### [GOAL]
Copy everything in the listing below word for word, apart from any images.

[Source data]
• • • •

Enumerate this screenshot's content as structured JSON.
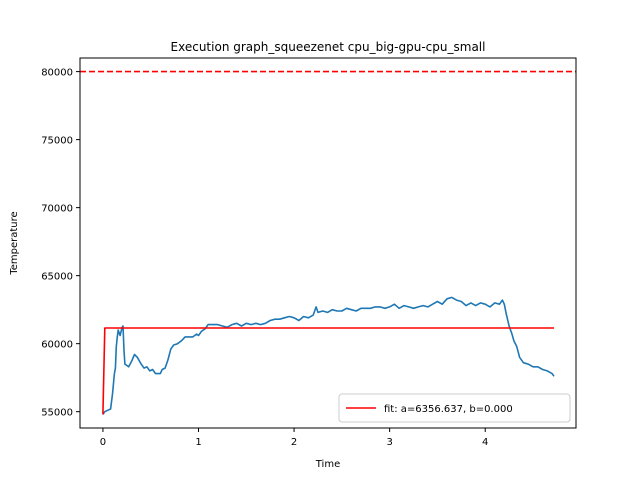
{
  "chart_data": {
    "type": "line",
    "title": "Execution graph_squeezenet cpu_big-gpu-cpu_small",
    "xlabel": "Time",
    "ylabel": "Temperature",
    "xlim": [
      -0.24,
      4.95
    ],
    "ylim": [
      53800,
      81000
    ],
    "xticks": [
      0,
      1,
      2,
      3,
      4
    ],
    "yticks": [
      55000,
      60000,
      65000,
      70000,
      75000,
      80000
    ],
    "threshold": {
      "value": 80000,
      "color": "#ff0000",
      "style": "dashed"
    },
    "legend_position": "lower right",
    "series": [
      {
        "kind": "measured",
        "color": "#1f77b4",
        "x": [
          0.0,
          0.02,
          0.05,
          0.08,
          0.1,
          0.12,
          0.13,
          0.14,
          0.15,
          0.16,
          0.18,
          0.2,
          0.21,
          0.22,
          0.23,
          0.25,
          0.27,
          0.3,
          0.33,
          0.36,
          0.4,
          0.43,
          0.46,
          0.49,
          0.52,
          0.55,
          0.57,
          0.6,
          0.62,
          0.65,
          0.68,
          0.71,
          0.74,
          0.78,
          0.82,
          0.86,
          0.9,
          0.94,
          0.98,
          1.0,
          1.03,
          1.07,
          1.1,
          1.15,
          1.2,
          1.25,
          1.3,
          1.35,
          1.4,
          1.45,
          1.5,
          1.55,
          1.6,
          1.65,
          1.7,
          1.75,
          1.8,
          1.85,
          1.9,
          1.95,
          2.0,
          2.05,
          2.1,
          2.15,
          2.2,
          2.23,
          2.25,
          2.3,
          2.35,
          2.4,
          2.45,
          2.5,
          2.55,
          2.6,
          2.65,
          2.7,
          2.75,
          2.8,
          2.85,
          2.9,
          2.95,
          3.0,
          3.05,
          3.1,
          3.15,
          3.2,
          3.25,
          3.3,
          3.35,
          3.4,
          3.45,
          3.5,
          3.55,
          3.6,
          3.65,
          3.7,
          3.75,
          3.8,
          3.85,
          3.9,
          3.95,
          4.0,
          4.05,
          4.1,
          4.15,
          4.18,
          4.2,
          4.22,
          4.25,
          4.28,
          4.3,
          4.33,
          4.36,
          4.4,
          4.45,
          4.5,
          4.55,
          4.6,
          4.65,
          4.7,
          4.72
        ],
        "y": [
          54800,
          55000,
          55100,
          55200,
          56300,
          57800,
          58200,
          59800,
          60500,
          61000,
          60600,
          61200,
          61300,
          59500,
          58500,
          58400,
          58300,
          58700,
          59200,
          59000,
          58500,
          58200,
          58300,
          58000,
          58100,
          57800,
          57800,
          57800,
          58100,
          58200,
          58800,
          59600,
          59900,
          60000,
          60200,
          60500,
          60500,
          60500,
          60700,
          60600,
          60900,
          61100,
          61400,
          61400,
          61400,
          61300,
          61200,
          61400,
          61500,
          61300,
          61500,
          61400,
          61500,
          61400,
          61500,
          61700,
          61800,
          61800,
          61900,
          62000,
          61900,
          61700,
          62000,
          61900,
          62100,
          62700,
          62300,
          62400,
          62300,
          62500,
          62400,
          62400,
          62600,
          62500,
          62400,
          62600,
          62600,
          62600,
          62700,
          62700,
          62600,
          62700,
          62900,
          62600,
          62800,
          62700,
          62600,
          62700,
          62800,
          62700,
          62900,
          63100,
          62900,
          63300,
          63400,
          63200,
          63100,
          62800,
          63000,
          62800,
          63000,
          62900,
          62700,
          63000,
          62900,
          63200,
          62900,
          62200,
          61300,
          60700,
          60200,
          59800,
          59000,
          58600,
          58500,
          58300,
          58300,
          58100,
          58000,
          57800,
          57600
        ]
      },
      {
        "kind": "fit",
        "name": "fit: a=6356.637, b=0.000",
        "color": "#ff0000",
        "x": [
          0.0,
          0.02,
          4.72
        ],
        "y": [
          54800,
          61150,
          61150
        ]
      }
    ]
  }
}
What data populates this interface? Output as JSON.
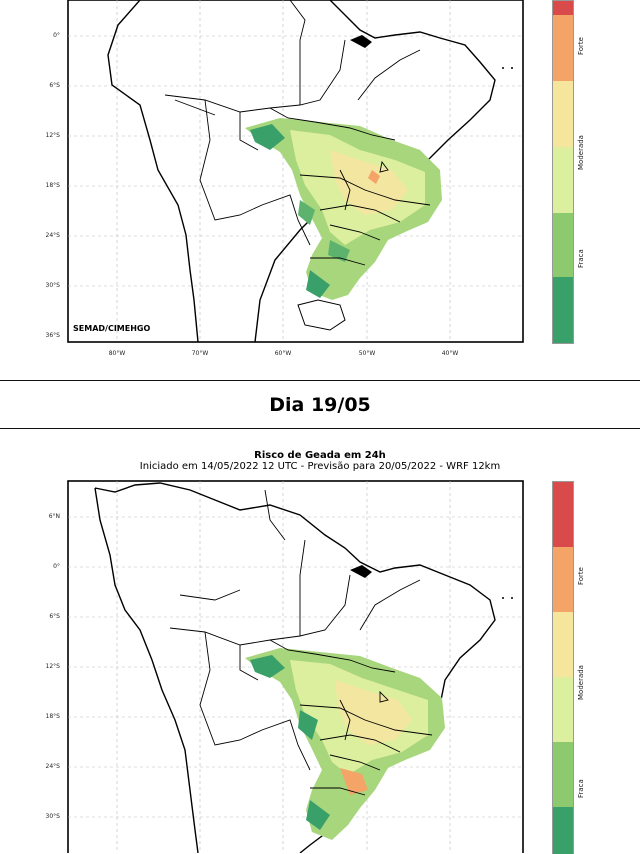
{
  "top_map": {
    "lat_labels": [
      "0°",
      "6°S",
      "12°S",
      "18°S",
      "24°S",
      "30°S",
      "36°S"
    ],
    "lon_labels": [
      "80°W",
      "70°W",
      "60°W",
      "50°W",
      "40°W"
    ],
    "credit": "SEMAD/CIMEHGO",
    "colorbar_labels": [
      "Forte",
      "Moderada",
      "Fraca"
    ]
  },
  "day_heading": "Dia 19/05",
  "bottom_map": {
    "title": "Risco de Geada em 24h",
    "subtitle": "Iniciado em 14/05/2022 12 UTC - Previsão para 20/05/2022 - WRF 12km",
    "lat_labels": [
      "6°N",
      "0°",
      "6°S",
      "12°S",
      "18°S",
      "24°S",
      "30°S"
    ],
    "colorbar_labels": [
      "Forte",
      "Moderada",
      "Fraca"
    ]
  },
  "colors": {
    "risk_levels": [
      "#3aa06a",
      "#8cc96f",
      "#dcef9e",
      "#f6e59d",
      "#f4a467",
      "#d94b4b"
    ],
    "border": "#000000",
    "grid": "#bbbbbb"
  }
}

• • • •

### [CORRECT ANSWER]
Enumerate this screenshot's content as structured JSON.
{
  "chart_data": {
    "type": "line",
    "title": "Execution graph_squeezenet cpu_big-gpu-cpu_small",
    "xlabel": "Time",
    "ylabel": "Temperature",
    "xlim": [
      -0.24,
      4.95
    ],
    "ylim": [
      53800,
      81000
    ],
    "xticks": [
      0,
      1,
      2,
      3,
      4
    ],
    "yticks": [
      55000,
      60000,
      65000,
      70000,
      75000,
      80000
    ],
    "threshold": {
      "value": 80000,
      "color": "#ff0000",
      "style": "dashed"
    },
    "legend_position": "lower right",
    "series": [
      {
        "kind": "measured",
        "color": "#1f77b4",
        "x": [
          0.0,
          0.02,
          0.05,
          0.08,
          0.1,
          0.12,
          0.13,
          0.14,
          0.15,
          0.16,
          0.18,
          0.2,
          0.21,
          0.22,
          0.23,
          0.25,
          0.27,
          0.3,
          0.33,
          0.36,
          0.4,
          0.43,
          0.46,
          0.49,
          0.52,
          0.55,
          0.57,
          0.6,
          0.62,
          0.65,
          0.68,
          0.71,
          0.74,
          0.78,
          0.82,
          0.86,
          0.9,
          0.94,
          0.98,
          1.0,
          1.03,
          1.07,
          1.1,
          1.15,
          1.2,
          1.25,
          1.3,
          1.35,
          1.4,
          1.45,
          1.5,
          1.55,
          1.6,
          1.65,
          1.7,
          1.75,
          1.8,
          1.85,
          1.9,
          1.95,
          2.0,
          2.05,
          2.1,
          2.15,
          2.2,
          2.23,
          2.25,
          2.3,
          2.35,
          2.4,
          2.45,
          2.5,
          2.55,
          2.6,
          2.65,
          2.7,
          2.75,
          2.8,
          2.85,
          2.9,
          2.95,
          3.0,
          3.05,
          3.1,
          3.15,
          3.2,
          3.25,
          3.3,
          3.35,
          3.4,
          3.45,
          3.5,
          3.55,
          3.6,
          3.65,
          3.7,
          3.75,
          3.8,
          3.85,
          3.9,
          3.95,
          4.0,
          4.05,
          4.1,
          4.15,
          4.18,
          4.2,
          4.22,
          4.25,
          4.28,
          4.3,
          4.33,
          4.36,
          4.4,
          4.45,
          4.5,
          4.55,
          4.6,
          4.65,
          4.7,
          4.72
        ],
        "y": [
          54800,
          55000,
          55100,
          55200,
          56300,
          57800,
          58200,
          59800,
          60500,
          61000,
          60600,
          61200,
          61300,
          59500,
          58500,
          58400,
          58300,
          58700,
          59200,
          59000,
          58500,
          58200,
          58300,
          58000,
          58100,
          57800,
          57800,
          57800,
          58100,
          58200,
          58800,
          59600,
          59900,
          60000,
          60200,
          60500,
          60500,
          60500,
          60700,
          60600,
          60900,
          61100,
          61400,
          61400,
          61400,
          61300,
          61200,
          61400,
          61500,
          61300,
          61500,
          61400,
          61500,
          61400,
          61500,
          61700,
          61800,
          61800,
          61900,
          62000,
          61900,
          61700,
          62000,
          61900,
          62100,
          62700,
          62300,
          62400,
          62300,
          62500,
          62400,
          62400,
          62600,
          62500,
          62400,
          62600,
          62600,
          62600,
          62700,
          62700,
          62600,
          62700,
          62900,
          62600,
          62800,
          62700,
          62600,
          62700,
          62800,
          62700,
          62900,
          63100,
          62900,
          63300,
          63400,
          63200,
          63100,
          62800,
          63000,
          62800,
          63000,
          62900,
          62700,
          63000,
          62900,
          63200,
          62900,
          62200,
          61300,
          60700,
          60200,
          59800,
          59000,
          58600,
          58500,
          58300,
          58300,
          58100,
          58000,
          57800,
          57600
        ]
      },
      {
        "kind": "fit",
        "name": "fit: a=6356.637, b=0.000",
        "color": "#ff0000",
        "x": [
          0.0,
          0.02,
          4.72
        ],
        "y": [
          54800,
          61150,
          61150
        ]
      }
    ]
  }
}
What data populates this interface? Output as JSON.
{
  "top_map": {
    "lat_labels": [
      "0°",
      "6°S",
      "12°S",
      "18°S",
      "24°S",
      "30°S",
      "36°S"
    ],
    "lon_labels": [
      "80°W",
      "70°W",
      "60°W",
      "50°W",
      "40°W"
    ],
    "credit": "SEMAD/CIMEHGO",
    "colorbar_labels": [
      "Forte",
      "Moderada",
      "Fraca"
    ]
  },
  "day_heading": "Dia 19/05",
  "bottom_map": {
    "title": "Risco de Geada em 24h",
    "subtitle": "Iniciado em 14/05/2022 12 UTC - Previsão para 20/05/2022 - WRF 12km",
    "lat_labels": [
      "6°N",
      "0°",
      "6°S",
      "12°S",
      "18°S",
      "24°S",
      "30°S"
    ],
    "colorbar_labels": [
      "Forte",
      "Moderada",
      "Fraca"
    ]
  },
  "colors": {
    "risk_levels": [
      "#3aa06a",
      "#8cc96f",
      "#dcef9e",
      "#f6e59d",
      "#f4a467",
      "#d94b4b"
    ],
    "border": "#000000",
    "grid": "#bbbbbb"
  }
}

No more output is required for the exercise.